Goal of the exercise
Repeat everything in the records below from the line containing "Ellipse shape <box>679 746 691 757</box>" down to the line containing "Polygon shape <box>860 590 935 649</box>", both included, without changing a character.

A block of data:
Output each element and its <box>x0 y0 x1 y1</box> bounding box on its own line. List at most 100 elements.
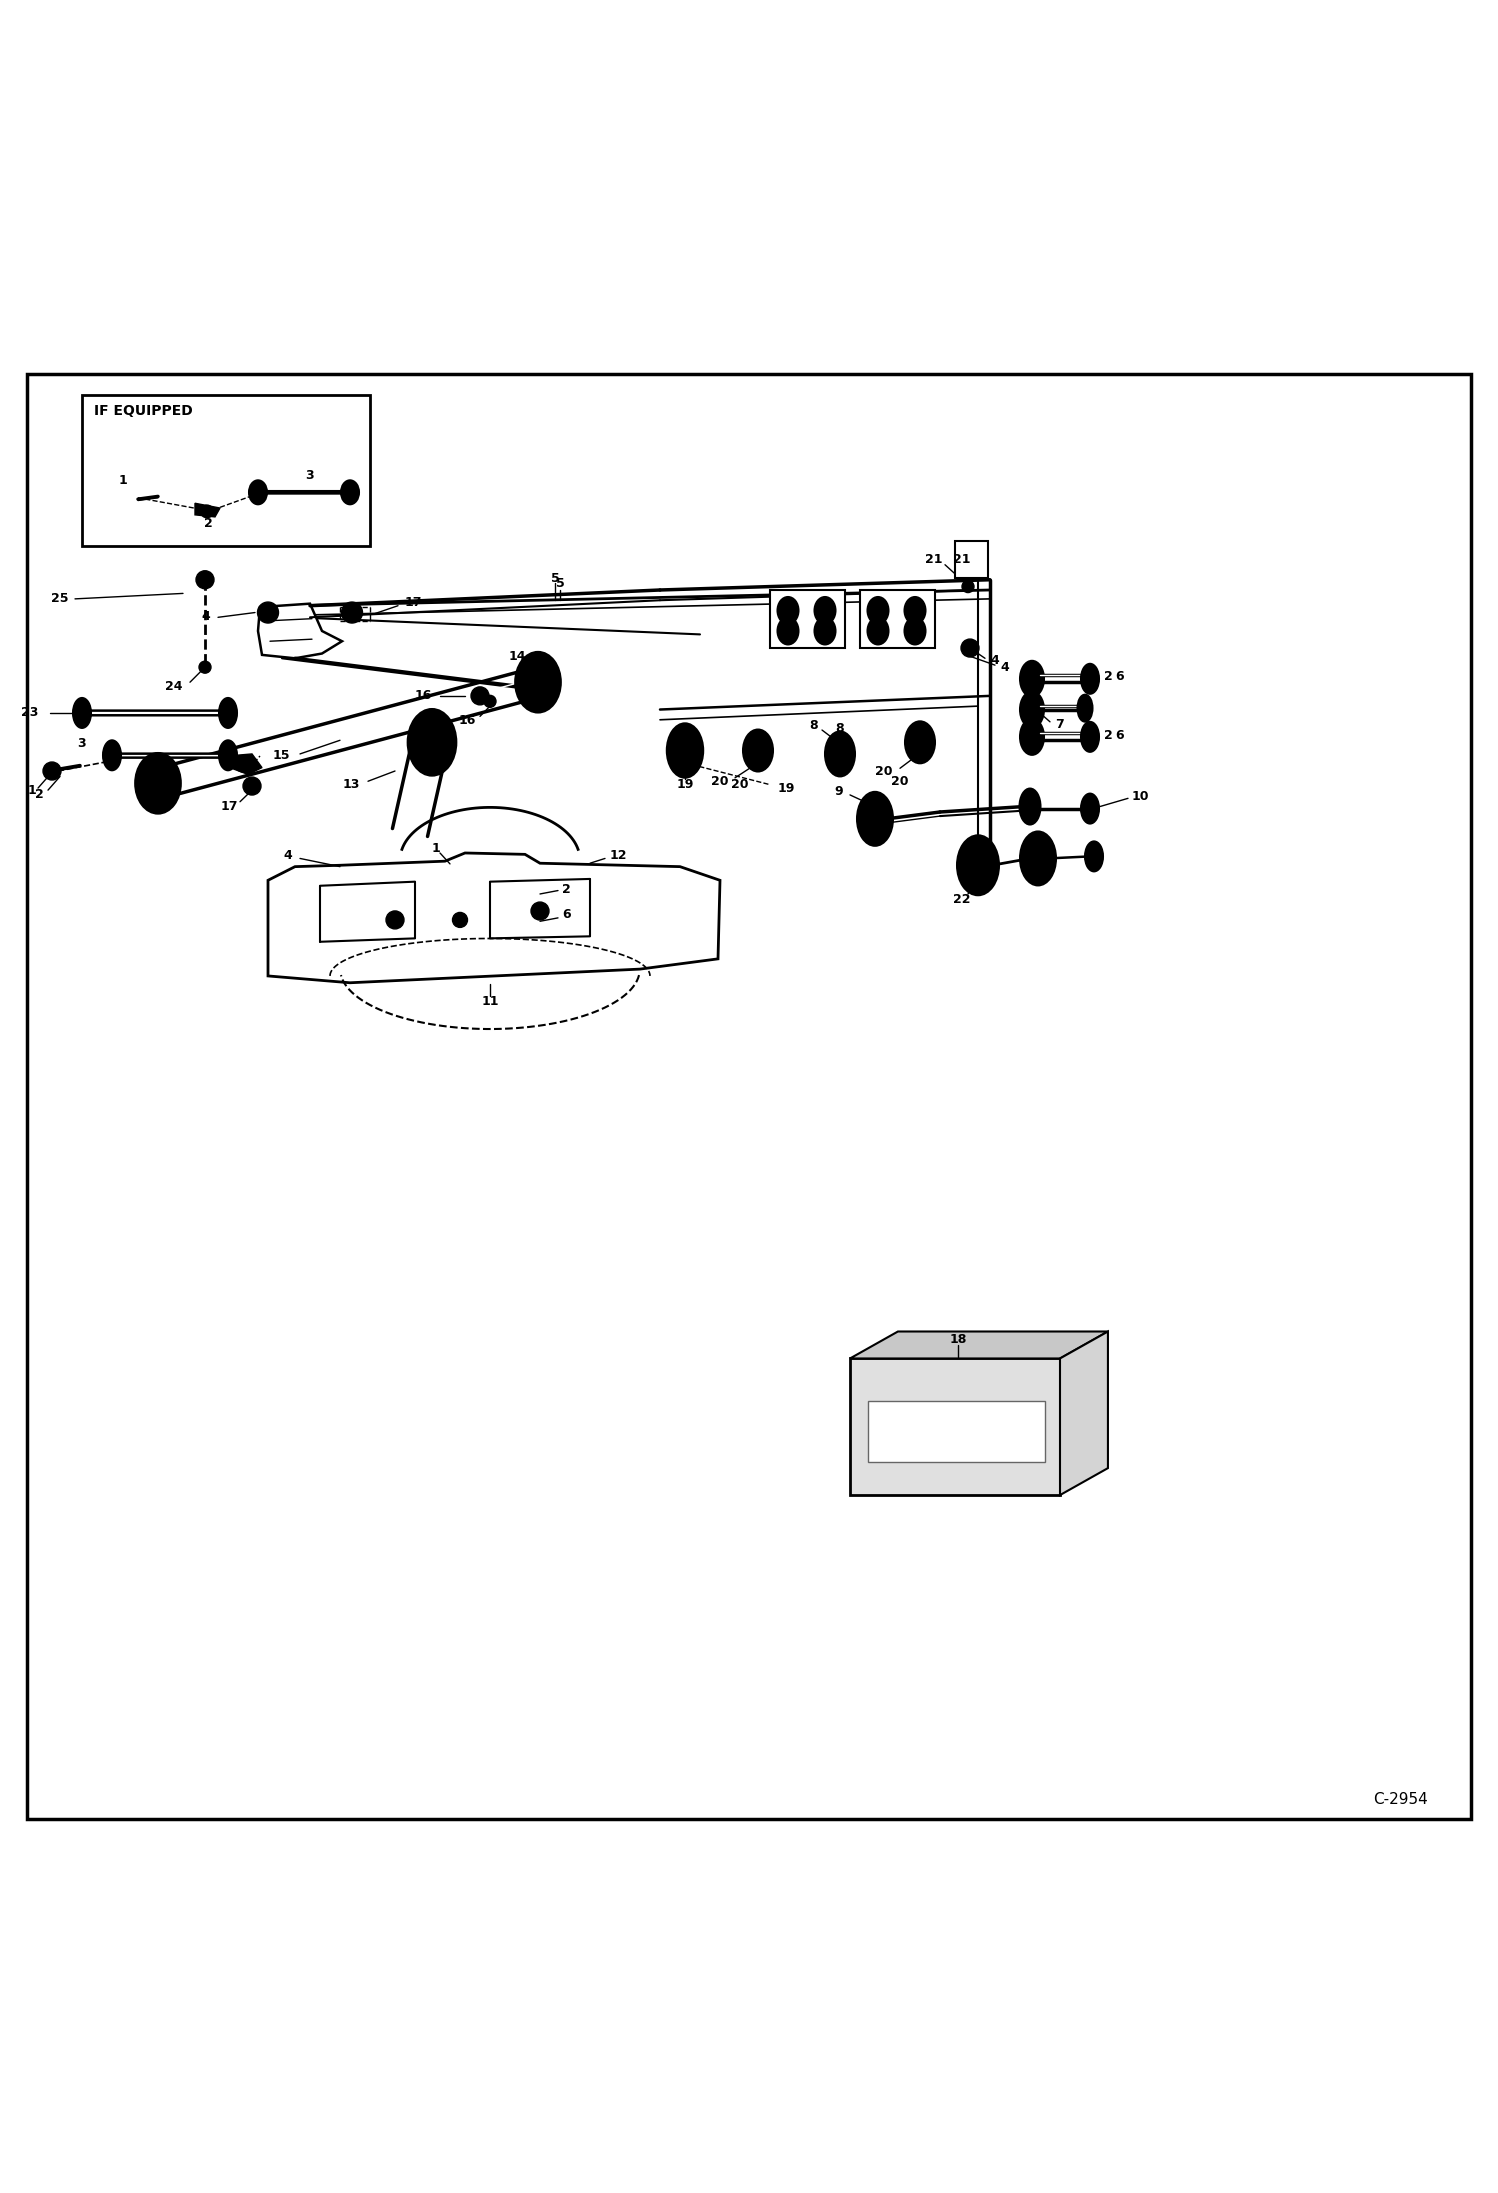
Ellipse shape <box>679 746 691 757</box>
Circle shape <box>199 662 211 673</box>
Ellipse shape <box>103 741 121 770</box>
Ellipse shape <box>135 754 180 814</box>
Ellipse shape <box>667 724 703 779</box>
Circle shape <box>834 748 846 761</box>
Text: 4: 4 <box>990 654 999 667</box>
Circle shape <box>342 603 363 623</box>
Text: 8: 8 <box>836 721 845 735</box>
Text: 20: 20 <box>875 765 891 779</box>
Circle shape <box>915 737 924 748</box>
Text: 13: 13 <box>343 779 360 792</box>
Ellipse shape <box>515 651 560 713</box>
Circle shape <box>258 603 279 623</box>
Ellipse shape <box>73 697 91 728</box>
Text: 6: 6 <box>1116 671 1125 684</box>
Text: 19: 19 <box>676 779 694 792</box>
Polygon shape <box>860 590 935 649</box>
Circle shape <box>43 761 61 781</box>
Polygon shape <box>228 754 262 774</box>
Text: 16: 16 <box>415 689 431 702</box>
Ellipse shape <box>777 596 798 625</box>
Text: 3: 3 <box>78 737 87 750</box>
Ellipse shape <box>219 697 237 728</box>
Ellipse shape <box>342 480 360 504</box>
Ellipse shape <box>1020 691 1044 728</box>
Ellipse shape <box>971 857 986 873</box>
Polygon shape <box>770 590 845 649</box>
Text: 1: 1 <box>118 474 127 487</box>
Text: 21: 21 <box>953 553 971 566</box>
Circle shape <box>753 746 762 754</box>
Text: 15: 15 <box>273 750 291 763</box>
Text: 2: 2 <box>562 884 571 895</box>
Ellipse shape <box>1020 660 1044 697</box>
Text: 2: 2 <box>1104 728 1113 741</box>
Circle shape <box>243 776 261 796</box>
Polygon shape <box>849 1331 1109 1357</box>
Text: 1: 1 <box>431 842 440 855</box>
Polygon shape <box>268 853 721 982</box>
Ellipse shape <box>743 730 773 772</box>
Ellipse shape <box>1077 695 1092 721</box>
Text: C-2954: C-2954 <box>1374 1792 1428 1807</box>
Ellipse shape <box>1020 719 1044 754</box>
Ellipse shape <box>815 618 836 645</box>
Ellipse shape <box>867 596 888 625</box>
FancyBboxPatch shape <box>108 750 232 763</box>
Ellipse shape <box>249 480 267 504</box>
Circle shape <box>962 581 974 592</box>
Text: 20: 20 <box>710 776 728 789</box>
Ellipse shape <box>825 732 855 776</box>
Circle shape <box>470 686 488 704</box>
Text: IF EQUIPPED: IF EQUIPPED <box>94 404 193 419</box>
Polygon shape <box>1061 1331 1109 1496</box>
Text: 4: 4 <box>283 849 292 862</box>
Text: 9: 9 <box>834 785 843 798</box>
FancyBboxPatch shape <box>27 375 1471 1818</box>
Text: 12: 12 <box>610 849 628 862</box>
Text: 17: 17 <box>404 596 422 610</box>
Ellipse shape <box>235 757 250 772</box>
Ellipse shape <box>407 708 455 776</box>
Ellipse shape <box>815 596 836 625</box>
Text: 20: 20 <box>891 774 909 787</box>
Text: 6: 6 <box>562 908 571 921</box>
Text: 16: 16 <box>458 715 476 726</box>
Text: 17: 17 <box>220 800 238 814</box>
Circle shape <box>386 910 404 930</box>
Ellipse shape <box>857 792 893 846</box>
Ellipse shape <box>905 596 926 625</box>
FancyBboxPatch shape <box>82 395 370 546</box>
FancyBboxPatch shape <box>867 1401 1046 1463</box>
Text: 22: 22 <box>953 893 971 906</box>
Ellipse shape <box>1031 851 1046 866</box>
Circle shape <box>530 901 548 921</box>
Text: 6: 6 <box>1116 728 1125 741</box>
Text: 20: 20 <box>731 779 749 792</box>
Ellipse shape <box>1082 664 1100 693</box>
FancyBboxPatch shape <box>78 706 232 719</box>
Ellipse shape <box>201 504 213 518</box>
Text: 24: 24 <box>165 680 183 693</box>
Text: 10: 10 <box>1132 789 1149 803</box>
Circle shape <box>1028 732 1037 741</box>
Circle shape <box>196 570 214 588</box>
Text: 2: 2 <box>36 789 43 800</box>
Polygon shape <box>258 603 342 658</box>
Ellipse shape <box>219 741 237 770</box>
Text: 19: 19 <box>777 783 795 796</box>
Text: 4: 4 <box>201 610 210 623</box>
Ellipse shape <box>905 721 935 763</box>
Ellipse shape <box>1020 789 1041 825</box>
Ellipse shape <box>150 776 165 792</box>
Text: 18: 18 <box>950 1333 966 1347</box>
Ellipse shape <box>905 618 926 645</box>
Text: 23: 23 <box>21 706 37 719</box>
Text: 2: 2 <box>1104 671 1113 684</box>
Text: 7: 7 <box>1055 717 1064 730</box>
Text: 5: 5 <box>551 572 559 586</box>
Ellipse shape <box>777 618 798 645</box>
Text: 4: 4 <box>1001 660 1008 673</box>
Text: 1: 1 <box>27 783 36 796</box>
Ellipse shape <box>1085 842 1103 871</box>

Response for this exercise
Ellipse shape <box>679 746 691 757</box>
Circle shape <box>199 662 211 673</box>
Ellipse shape <box>103 741 121 770</box>
Ellipse shape <box>135 754 180 814</box>
Ellipse shape <box>667 724 703 779</box>
Circle shape <box>834 748 846 761</box>
Text: 4: 4 <box>990 654 999 667</box>
Circle shape <box>342 603 363 623</box>
Text: 8: 8 <box>836 721 845 735</box>
Text: 20: 20 <box>875 765 891 779</box>
Circle shape <box>915 737 924 748</box>
Text: 13: 13 <box>343 779 360 792</box>
Ellipse shape <box>515 651 560 713</box>
Circle shape <box>258 603 279 623</box>
Ellipse shape <box>73 697 91 728</box>
Text: 6: 6 <box>1116 671 1125 684</box>
Text: 19: 19 <box>676 779 694 792</box>
Polygon shape <box>860 590 935 649</box>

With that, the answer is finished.